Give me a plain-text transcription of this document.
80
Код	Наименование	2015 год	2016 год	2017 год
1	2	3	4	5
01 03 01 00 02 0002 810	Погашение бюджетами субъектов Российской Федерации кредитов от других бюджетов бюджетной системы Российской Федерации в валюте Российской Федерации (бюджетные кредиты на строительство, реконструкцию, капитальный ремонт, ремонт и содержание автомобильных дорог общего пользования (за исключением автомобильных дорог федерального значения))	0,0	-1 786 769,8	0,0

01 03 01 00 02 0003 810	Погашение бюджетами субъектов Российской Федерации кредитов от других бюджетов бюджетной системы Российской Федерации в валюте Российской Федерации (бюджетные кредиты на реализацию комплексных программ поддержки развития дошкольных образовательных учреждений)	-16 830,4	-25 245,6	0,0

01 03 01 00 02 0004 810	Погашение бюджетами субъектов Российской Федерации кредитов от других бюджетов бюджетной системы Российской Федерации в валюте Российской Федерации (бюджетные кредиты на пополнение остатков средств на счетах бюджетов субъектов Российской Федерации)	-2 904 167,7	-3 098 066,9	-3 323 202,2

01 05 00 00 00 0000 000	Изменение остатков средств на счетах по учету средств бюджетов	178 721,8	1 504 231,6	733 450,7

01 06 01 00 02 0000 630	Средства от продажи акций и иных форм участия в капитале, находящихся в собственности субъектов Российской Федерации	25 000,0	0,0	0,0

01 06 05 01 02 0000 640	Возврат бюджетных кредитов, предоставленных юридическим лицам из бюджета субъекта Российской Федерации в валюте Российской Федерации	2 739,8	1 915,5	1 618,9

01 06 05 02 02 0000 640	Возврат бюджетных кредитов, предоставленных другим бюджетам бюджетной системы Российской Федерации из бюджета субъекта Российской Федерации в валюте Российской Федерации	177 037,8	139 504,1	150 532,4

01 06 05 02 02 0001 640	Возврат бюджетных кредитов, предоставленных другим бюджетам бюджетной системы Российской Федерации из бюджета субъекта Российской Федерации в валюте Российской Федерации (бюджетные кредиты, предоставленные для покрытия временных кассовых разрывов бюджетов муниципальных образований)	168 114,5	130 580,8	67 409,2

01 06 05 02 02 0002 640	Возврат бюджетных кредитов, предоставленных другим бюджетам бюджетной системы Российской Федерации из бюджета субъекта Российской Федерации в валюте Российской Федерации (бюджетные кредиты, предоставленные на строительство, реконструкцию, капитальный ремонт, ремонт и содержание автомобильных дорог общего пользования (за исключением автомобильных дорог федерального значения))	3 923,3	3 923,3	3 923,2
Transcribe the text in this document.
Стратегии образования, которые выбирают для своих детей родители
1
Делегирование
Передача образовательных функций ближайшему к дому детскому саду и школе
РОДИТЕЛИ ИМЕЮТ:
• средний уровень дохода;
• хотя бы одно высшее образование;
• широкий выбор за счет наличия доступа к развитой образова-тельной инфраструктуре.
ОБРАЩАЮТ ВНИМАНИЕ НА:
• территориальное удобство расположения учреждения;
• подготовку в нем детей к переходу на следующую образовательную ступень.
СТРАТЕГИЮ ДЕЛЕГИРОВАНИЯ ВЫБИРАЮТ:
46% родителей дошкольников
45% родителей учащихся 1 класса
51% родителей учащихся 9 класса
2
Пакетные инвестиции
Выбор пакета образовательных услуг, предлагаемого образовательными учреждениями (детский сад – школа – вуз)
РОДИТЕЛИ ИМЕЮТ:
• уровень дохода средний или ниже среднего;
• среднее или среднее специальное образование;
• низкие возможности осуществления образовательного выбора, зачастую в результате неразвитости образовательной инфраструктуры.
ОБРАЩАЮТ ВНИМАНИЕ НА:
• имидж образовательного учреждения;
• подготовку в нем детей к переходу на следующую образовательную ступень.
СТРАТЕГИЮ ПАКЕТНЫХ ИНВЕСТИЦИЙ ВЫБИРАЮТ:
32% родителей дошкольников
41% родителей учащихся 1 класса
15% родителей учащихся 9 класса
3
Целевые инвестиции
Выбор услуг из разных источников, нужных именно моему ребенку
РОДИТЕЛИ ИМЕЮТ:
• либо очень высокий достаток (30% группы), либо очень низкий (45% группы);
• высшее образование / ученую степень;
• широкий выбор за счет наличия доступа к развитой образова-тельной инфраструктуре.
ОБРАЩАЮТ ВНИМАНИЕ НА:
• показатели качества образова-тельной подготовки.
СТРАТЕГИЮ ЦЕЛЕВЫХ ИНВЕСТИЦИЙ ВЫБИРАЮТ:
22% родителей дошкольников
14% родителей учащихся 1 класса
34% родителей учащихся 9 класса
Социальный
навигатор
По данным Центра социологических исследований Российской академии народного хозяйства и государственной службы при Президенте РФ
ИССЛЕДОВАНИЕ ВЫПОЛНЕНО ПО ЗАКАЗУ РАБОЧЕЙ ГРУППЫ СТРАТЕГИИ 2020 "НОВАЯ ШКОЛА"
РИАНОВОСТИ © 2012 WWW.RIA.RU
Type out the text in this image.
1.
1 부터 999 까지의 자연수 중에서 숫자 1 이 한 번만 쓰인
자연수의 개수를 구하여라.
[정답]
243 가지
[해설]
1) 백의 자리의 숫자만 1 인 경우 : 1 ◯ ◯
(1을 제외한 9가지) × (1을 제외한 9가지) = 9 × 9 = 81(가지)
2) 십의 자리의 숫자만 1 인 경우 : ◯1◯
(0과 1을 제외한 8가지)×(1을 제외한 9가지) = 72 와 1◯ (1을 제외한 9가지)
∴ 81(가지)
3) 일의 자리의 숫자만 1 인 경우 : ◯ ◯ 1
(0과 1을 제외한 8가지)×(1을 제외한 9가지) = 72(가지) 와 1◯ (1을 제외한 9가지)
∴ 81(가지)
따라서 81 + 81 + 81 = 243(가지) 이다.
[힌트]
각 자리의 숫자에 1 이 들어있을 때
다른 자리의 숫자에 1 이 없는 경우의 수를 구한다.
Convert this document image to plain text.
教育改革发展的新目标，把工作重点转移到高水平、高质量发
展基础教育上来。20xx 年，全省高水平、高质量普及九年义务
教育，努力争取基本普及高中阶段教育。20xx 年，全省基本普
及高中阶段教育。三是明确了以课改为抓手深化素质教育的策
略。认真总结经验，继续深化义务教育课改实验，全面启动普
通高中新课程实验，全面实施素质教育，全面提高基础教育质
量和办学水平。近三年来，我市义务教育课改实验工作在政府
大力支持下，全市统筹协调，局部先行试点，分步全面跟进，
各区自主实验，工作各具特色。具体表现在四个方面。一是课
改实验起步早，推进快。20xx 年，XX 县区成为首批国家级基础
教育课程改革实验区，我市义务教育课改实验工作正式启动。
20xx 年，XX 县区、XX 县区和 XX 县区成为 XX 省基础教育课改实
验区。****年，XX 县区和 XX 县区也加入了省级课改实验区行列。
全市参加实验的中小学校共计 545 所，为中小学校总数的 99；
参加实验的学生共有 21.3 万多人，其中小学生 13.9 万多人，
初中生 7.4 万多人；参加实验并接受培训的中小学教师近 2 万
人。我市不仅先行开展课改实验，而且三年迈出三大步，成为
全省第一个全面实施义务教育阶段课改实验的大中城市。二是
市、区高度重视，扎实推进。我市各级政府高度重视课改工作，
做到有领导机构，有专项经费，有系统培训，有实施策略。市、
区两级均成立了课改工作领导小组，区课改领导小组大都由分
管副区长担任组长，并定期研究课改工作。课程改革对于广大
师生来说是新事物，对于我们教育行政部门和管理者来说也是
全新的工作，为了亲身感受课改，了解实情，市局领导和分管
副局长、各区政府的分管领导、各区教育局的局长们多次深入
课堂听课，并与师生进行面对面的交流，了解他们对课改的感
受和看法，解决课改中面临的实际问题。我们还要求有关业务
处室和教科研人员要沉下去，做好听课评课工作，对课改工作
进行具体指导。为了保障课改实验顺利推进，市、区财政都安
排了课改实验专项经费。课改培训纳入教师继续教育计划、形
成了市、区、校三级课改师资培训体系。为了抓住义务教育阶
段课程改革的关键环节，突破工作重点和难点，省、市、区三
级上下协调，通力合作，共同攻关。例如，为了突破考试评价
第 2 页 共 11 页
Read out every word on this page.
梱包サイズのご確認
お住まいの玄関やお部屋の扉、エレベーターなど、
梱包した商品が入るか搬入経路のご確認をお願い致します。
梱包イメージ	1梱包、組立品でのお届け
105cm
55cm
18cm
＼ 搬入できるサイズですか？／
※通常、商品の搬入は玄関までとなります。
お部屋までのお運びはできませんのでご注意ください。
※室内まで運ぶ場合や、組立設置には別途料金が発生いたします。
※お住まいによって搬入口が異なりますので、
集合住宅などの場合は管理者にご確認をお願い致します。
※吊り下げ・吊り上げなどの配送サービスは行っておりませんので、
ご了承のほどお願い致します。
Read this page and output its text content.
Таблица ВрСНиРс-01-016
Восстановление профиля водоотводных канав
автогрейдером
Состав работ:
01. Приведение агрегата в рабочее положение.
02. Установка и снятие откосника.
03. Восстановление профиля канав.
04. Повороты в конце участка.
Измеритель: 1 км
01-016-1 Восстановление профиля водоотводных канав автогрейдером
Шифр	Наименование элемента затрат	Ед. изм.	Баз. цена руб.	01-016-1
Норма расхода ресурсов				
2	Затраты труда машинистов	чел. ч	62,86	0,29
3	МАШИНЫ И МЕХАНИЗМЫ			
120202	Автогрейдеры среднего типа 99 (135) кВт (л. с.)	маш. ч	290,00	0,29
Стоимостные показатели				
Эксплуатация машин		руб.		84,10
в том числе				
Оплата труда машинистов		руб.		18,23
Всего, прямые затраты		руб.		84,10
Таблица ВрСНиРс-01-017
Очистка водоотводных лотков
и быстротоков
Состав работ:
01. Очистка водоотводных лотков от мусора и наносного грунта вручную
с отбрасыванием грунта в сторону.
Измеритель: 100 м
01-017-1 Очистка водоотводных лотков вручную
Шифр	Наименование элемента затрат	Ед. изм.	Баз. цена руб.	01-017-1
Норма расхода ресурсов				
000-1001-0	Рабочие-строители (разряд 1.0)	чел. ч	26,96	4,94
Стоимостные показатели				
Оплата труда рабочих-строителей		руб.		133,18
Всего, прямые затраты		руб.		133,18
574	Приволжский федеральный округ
- - - - -
> _Set task_: Extract lines where the string "Шифр" occurs.

> _Solution for this exercise_:
Шифр	Наименование элемента затрат	Ед. изм.	Баз. цена руб.	01-016-1
Шифр	Наименование элемента затрат	Ед. изм.	Баз. цена руб.	01-017-1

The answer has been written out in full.